[Brief]
Reproduce the records below exactly, with nothing altered.

-.-.-

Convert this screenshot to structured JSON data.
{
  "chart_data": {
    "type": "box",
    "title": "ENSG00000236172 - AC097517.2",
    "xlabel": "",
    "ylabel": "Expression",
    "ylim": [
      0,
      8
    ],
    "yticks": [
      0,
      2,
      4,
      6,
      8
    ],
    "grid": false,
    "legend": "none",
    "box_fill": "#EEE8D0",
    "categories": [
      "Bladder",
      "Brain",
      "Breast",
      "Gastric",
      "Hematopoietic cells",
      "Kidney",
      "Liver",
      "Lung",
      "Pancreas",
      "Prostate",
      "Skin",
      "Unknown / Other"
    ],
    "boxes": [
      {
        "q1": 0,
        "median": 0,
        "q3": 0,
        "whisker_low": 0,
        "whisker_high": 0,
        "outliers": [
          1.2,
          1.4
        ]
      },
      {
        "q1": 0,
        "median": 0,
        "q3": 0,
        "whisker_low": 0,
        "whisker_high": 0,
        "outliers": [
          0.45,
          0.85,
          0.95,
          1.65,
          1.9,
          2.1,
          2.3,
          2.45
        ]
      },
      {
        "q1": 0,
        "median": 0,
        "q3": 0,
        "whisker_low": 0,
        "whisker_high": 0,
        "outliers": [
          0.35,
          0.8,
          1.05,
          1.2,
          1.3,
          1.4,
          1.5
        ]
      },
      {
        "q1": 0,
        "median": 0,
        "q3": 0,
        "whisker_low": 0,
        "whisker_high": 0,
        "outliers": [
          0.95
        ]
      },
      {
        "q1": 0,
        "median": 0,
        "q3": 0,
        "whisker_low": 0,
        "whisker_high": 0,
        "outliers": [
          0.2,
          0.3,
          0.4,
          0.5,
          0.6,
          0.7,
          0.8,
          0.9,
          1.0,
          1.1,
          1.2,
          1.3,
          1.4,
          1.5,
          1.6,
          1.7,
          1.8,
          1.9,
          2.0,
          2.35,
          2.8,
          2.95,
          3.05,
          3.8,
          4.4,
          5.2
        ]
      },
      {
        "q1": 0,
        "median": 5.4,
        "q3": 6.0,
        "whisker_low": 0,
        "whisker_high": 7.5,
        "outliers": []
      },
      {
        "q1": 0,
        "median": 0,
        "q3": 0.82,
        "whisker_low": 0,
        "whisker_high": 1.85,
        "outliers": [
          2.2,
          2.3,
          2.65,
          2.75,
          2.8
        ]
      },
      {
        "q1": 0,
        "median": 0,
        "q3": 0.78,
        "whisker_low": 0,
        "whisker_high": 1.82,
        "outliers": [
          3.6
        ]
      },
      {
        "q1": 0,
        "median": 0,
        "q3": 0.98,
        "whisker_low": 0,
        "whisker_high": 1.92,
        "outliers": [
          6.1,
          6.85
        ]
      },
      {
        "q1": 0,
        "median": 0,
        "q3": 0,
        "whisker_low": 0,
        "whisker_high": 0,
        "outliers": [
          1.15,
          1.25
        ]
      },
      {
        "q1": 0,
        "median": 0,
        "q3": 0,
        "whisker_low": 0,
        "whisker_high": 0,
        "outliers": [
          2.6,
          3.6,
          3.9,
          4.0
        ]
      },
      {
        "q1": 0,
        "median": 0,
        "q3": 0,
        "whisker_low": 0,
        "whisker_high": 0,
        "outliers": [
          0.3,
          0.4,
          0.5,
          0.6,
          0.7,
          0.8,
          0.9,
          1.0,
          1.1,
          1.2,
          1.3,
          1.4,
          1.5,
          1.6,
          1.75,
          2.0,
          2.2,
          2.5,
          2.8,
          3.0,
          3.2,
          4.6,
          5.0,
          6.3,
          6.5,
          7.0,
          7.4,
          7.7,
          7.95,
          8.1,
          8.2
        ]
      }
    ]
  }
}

-.-.-

[Solution to the problem]
Convert this screenshot to structured JSON data.
{
  "chart_data": {
    "type": "box",
    "title": "ENSG00000236172 - AC097517.2",
    "xlabel": "",
    "ylabel": "Expression",
    "ylim": [
      0,
      8
    ],
    "yticks": [
      0,
      2,
      4,
      6,
      8
    ],
    "grid": false,
    "legend": "none",
    "box_fill": "#EEE8D0",
    "categories": [
      "Bladder",
      "Brain",
      "Breast",
      "Gastric",
      "Hematopoietic cells",
      "Kidney",
      "Liver",
      "Lung",
      "Pancreas",
      "Prostate",
      "Skin",
      "Unknown / Other"
    ],
    "boxes": [
      {
        "q1": 0,
        "median": 0,
        "q3": 0,
        "whisker_low": 0,
        "whisker_high": 0,
        "outliers": [
          1.2,
          1.4
        ]
      },
      {
        "q1": 0,
        "median": 0,
        "q3": 0,
        "whisker_low": 0,
        "whisker_high": 0,
        "outliers": [
          0.45,
          0.85,
          0.95,
          1.65,
          1.9,
          2.1,
          2.3,
          2.45
        ]
      },
      {
        "q1": 0,
        "median": 0,
        "q3": 0,
        "whisker_low": 0,
        "whisker_high": 0,
        "outliers": [
          0.35,
          0.8,
          1.05,
          1.2,
          1.3,
          1.4,
          1.5
        ]
      },
      {
        "q1": 0,
        "median": 0,
        "q3": 0,
        "whisker_low": 0,
        "whisker_high": 0,
        "outliers": [
          0.95
        ]
      },
      {
        "q1": 0,
        "median": 0,
        "q3": 0,
        "whisker_low": 0,
        "whisker_high": 0,
        "outliers": [
          0.2,
          0.3,
          0.4,
          0.5,
          0.6,
          0.7,
          0.8,
          0.9,
          1.0,
          1.1,
          1.2,
          1.3,
          1.4,
          1.5,
          1.6,
          1.7,
          1.8,
          1.9,
          2.0,
          2.35,
          2.8,
          2.95,
          3.05,
          3.8,
          4.4,
          5.2
        ]
      },
      {
        "q1": 0,
        "median": 5.4,
        "q3": 6.0,
        "whisker_low": 0,
        "whisker_high": 7.5,
        "outliers": []
      },
      {
        "q1": 0,
        "median": 0,
        "q3": 0.82,
        "whisker_low": 0,
        "whisker_high": 1.85,
        "outliers": [
          2.2,
          2.3,
          2.65,
          2.75,
          2.8
        ]
      },
      {
        "q1": 0,
        "median": 0,
        "q3": 0.78,
        "whisker_low": 0,
        "whisker_high": 1.82,
        "outliers": [
          3.6
        ]
      },
      {
        "q1": 0,
        "median": 0,
        "q3": 0.98,
        "whisker_low": 0,
        "whisker_high": 1.92,
        "outliers": [
          6.1,
          6.85
        ]
      },
      {
        "q1": 0,
        "median": 0,
        "q3": 0,
        "whisker_low": 0,
        "whisker_high": 0,
        "outliers": [
          1.15,
          1.25
        ]
      },
      {
        "q1": 0,
        "median": 0,
        "q3": 0,
        "whisker_low": 0,
        "whisker_high": 0,
        "outliers": [
          2.6,
          3.6,
          3.9,
          4.0
        ]
      },
      {
        "q1": 0,
        "median": 0,
        "q3": 0,
        "whisker_low": 0,
        "whisker_high": 0,
        "outliers": [
          0.3,
          0.4,
          0.5,
          0.6,
          0.7,
          0.8,
          0.9,
          1.0,
          1.1,
          1.2,
          1.3,
          1.4,
          1.5,
          1.6,
          1.75,
          2.0,
          2.2,
          2.5,
          2.8,
          3.0,
          3.2,
          4.6,
          5.0,
          6.3,
          6.5,
          7.0,
          7.4,
          7.7,
          7.95,
          8.1,
          8.2
        ]
      }
    ]
  }
}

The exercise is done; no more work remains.